■ INSTRUCTIONS FOR THE TASK
Report every line below that holds the word "data".
╭─ RECORD EXCERPTS
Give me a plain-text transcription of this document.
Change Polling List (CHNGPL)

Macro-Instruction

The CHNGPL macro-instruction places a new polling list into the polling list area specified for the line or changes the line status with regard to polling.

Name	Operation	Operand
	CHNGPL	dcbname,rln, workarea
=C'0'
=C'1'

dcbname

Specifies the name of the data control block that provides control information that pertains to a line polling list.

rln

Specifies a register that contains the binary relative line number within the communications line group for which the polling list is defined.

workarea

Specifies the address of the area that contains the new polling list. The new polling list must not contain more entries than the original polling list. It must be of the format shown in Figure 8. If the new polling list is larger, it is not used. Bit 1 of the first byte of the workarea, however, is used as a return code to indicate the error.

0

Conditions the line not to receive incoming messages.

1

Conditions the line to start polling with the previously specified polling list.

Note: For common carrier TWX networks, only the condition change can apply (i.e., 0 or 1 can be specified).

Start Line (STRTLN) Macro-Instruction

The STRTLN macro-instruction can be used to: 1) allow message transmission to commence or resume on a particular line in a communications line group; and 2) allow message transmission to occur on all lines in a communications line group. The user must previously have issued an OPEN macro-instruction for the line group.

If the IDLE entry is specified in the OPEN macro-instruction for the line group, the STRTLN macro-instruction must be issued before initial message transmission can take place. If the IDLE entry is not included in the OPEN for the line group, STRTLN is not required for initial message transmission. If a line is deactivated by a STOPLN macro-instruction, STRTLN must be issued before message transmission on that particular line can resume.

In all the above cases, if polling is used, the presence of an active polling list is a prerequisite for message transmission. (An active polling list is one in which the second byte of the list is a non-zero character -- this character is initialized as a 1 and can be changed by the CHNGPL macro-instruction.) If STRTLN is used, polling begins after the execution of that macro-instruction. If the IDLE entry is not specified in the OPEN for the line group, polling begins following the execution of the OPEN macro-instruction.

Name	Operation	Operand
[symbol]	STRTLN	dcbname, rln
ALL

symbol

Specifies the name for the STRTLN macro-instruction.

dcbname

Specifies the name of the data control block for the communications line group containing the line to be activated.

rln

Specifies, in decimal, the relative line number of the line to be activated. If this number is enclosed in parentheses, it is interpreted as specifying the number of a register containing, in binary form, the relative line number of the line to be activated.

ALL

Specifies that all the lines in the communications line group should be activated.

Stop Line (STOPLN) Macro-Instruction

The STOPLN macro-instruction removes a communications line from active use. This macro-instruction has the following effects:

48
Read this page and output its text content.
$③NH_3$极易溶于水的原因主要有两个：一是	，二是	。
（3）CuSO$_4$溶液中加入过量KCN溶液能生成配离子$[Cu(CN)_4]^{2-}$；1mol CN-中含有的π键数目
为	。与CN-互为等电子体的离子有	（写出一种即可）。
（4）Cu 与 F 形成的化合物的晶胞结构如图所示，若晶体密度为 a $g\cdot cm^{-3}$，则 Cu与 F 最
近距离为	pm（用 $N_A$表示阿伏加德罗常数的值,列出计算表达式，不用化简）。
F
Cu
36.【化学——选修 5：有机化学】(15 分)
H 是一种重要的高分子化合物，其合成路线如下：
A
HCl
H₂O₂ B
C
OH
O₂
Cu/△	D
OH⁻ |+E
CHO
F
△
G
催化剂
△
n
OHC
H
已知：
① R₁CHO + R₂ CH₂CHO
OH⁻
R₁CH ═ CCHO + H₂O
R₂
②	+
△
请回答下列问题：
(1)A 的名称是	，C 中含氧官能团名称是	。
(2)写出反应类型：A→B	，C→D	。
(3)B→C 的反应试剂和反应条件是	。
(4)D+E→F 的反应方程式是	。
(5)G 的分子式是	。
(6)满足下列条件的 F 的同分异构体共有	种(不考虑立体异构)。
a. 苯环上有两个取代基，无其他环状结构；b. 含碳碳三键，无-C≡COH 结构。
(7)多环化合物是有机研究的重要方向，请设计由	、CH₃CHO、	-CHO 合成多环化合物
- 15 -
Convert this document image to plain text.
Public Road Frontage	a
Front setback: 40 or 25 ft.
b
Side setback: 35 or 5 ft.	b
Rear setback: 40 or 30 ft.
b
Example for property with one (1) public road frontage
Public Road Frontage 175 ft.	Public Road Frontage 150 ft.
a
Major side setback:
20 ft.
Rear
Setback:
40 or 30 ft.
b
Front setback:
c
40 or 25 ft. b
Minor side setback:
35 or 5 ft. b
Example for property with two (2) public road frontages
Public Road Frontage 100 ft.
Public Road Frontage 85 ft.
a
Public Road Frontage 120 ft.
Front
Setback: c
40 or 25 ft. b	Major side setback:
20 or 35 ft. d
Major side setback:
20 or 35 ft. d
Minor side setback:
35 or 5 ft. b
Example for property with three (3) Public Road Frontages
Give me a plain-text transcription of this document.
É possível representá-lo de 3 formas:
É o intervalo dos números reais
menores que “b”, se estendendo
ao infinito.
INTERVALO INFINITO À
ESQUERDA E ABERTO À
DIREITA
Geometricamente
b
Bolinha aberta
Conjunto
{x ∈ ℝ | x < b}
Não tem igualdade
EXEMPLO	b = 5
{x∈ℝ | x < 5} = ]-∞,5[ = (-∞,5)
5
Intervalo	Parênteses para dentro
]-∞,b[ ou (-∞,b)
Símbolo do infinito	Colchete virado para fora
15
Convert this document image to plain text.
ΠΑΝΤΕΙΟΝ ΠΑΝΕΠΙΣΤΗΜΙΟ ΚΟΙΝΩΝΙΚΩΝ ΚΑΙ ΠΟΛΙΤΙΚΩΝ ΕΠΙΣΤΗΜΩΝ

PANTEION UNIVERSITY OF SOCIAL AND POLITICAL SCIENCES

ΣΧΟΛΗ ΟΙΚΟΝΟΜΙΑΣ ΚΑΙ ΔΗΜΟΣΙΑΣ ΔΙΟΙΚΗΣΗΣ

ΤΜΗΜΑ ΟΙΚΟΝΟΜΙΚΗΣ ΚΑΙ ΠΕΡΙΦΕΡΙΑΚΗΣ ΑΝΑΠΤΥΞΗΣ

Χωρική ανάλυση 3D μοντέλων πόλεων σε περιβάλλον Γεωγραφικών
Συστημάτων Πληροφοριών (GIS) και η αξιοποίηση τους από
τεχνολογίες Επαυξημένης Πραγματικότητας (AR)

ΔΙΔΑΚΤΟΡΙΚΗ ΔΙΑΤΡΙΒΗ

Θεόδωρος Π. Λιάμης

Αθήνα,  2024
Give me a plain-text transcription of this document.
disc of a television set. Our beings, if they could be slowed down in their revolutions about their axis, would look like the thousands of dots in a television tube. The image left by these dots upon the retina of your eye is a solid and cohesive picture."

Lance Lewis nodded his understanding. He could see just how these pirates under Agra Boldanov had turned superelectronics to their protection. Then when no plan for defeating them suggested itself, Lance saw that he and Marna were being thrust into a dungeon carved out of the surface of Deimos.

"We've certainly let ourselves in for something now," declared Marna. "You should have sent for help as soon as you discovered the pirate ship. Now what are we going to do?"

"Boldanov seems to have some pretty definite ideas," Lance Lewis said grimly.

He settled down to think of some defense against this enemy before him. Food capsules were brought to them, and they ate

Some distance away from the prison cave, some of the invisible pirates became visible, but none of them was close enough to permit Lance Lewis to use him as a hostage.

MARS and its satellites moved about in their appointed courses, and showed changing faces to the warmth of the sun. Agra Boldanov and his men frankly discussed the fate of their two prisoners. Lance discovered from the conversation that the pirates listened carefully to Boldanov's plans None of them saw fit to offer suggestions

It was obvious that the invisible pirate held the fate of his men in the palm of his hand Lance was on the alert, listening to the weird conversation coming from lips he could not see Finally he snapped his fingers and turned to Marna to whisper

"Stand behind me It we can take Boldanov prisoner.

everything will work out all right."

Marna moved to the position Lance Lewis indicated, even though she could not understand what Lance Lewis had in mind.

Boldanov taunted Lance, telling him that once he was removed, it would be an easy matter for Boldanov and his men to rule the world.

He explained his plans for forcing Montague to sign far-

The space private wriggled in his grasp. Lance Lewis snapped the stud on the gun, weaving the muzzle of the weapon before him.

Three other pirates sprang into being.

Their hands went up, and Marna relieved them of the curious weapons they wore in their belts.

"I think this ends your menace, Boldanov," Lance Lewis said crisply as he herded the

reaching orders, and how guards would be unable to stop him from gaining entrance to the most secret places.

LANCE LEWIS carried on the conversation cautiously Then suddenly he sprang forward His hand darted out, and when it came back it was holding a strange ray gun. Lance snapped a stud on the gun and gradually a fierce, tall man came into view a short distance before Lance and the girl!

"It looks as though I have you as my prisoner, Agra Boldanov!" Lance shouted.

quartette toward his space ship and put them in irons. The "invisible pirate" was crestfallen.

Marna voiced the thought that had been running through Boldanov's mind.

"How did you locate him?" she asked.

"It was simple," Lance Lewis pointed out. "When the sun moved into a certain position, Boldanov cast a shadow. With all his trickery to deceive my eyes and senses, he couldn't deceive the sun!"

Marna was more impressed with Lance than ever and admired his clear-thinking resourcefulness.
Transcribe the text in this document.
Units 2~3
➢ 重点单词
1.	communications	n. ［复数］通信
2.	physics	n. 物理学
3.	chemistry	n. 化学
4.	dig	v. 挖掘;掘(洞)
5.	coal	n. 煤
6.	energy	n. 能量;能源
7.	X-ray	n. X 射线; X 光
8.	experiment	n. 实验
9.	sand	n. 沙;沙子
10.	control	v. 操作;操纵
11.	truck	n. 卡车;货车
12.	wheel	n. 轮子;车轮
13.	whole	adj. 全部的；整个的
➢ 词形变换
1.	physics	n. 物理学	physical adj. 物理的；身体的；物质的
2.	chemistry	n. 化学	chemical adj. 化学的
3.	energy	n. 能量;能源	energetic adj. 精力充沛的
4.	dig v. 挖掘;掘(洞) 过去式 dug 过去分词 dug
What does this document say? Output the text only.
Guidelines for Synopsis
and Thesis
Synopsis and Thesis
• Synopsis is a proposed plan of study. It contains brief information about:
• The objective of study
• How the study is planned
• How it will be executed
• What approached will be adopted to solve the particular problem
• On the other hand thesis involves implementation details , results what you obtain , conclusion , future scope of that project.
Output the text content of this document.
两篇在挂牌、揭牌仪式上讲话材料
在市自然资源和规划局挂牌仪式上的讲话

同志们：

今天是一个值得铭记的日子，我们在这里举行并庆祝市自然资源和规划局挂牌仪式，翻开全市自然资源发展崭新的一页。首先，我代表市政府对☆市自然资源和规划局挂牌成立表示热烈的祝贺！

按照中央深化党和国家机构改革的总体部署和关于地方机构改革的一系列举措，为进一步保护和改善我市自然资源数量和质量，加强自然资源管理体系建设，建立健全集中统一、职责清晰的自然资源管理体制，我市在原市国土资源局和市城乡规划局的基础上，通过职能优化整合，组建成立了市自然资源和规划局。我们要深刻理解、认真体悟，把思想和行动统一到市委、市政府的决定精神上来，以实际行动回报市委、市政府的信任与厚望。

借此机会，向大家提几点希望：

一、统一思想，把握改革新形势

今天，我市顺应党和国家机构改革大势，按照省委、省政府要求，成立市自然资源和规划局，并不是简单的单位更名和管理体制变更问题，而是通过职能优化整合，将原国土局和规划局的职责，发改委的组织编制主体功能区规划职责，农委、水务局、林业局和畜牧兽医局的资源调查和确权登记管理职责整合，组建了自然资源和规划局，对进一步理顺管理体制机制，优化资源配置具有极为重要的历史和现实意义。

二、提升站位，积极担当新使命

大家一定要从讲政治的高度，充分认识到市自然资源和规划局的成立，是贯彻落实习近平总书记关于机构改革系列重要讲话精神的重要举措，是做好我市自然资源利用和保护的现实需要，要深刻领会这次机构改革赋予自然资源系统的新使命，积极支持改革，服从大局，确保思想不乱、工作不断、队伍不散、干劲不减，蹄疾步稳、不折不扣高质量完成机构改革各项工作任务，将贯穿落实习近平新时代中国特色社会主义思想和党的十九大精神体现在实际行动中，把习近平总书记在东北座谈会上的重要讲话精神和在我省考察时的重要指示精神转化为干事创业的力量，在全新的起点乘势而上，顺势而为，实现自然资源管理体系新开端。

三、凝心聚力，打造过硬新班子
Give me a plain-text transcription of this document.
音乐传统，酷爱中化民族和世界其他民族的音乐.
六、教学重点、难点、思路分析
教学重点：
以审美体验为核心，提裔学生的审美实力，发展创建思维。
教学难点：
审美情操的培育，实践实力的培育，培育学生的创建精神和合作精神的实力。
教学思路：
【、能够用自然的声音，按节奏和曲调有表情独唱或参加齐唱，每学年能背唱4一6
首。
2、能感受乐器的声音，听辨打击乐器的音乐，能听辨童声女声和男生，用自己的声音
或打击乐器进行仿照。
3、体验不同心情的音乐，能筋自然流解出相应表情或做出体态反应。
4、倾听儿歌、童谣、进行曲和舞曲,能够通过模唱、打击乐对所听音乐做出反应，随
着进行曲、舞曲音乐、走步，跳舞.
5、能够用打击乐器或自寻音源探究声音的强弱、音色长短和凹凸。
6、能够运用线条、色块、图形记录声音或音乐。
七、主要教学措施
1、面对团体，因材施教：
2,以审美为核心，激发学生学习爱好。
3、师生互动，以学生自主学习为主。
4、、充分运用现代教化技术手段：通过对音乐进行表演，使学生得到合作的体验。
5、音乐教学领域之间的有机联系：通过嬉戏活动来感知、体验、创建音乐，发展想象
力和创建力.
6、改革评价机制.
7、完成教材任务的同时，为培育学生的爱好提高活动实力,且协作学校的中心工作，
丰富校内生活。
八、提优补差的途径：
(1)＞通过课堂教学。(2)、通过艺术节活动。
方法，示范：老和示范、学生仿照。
╰─
■ REPLY
Specifies the name of the data control block that provides control information that pertains to a line polling list.
Specifies the name of the data control block for the communications line group containing the line to be activated.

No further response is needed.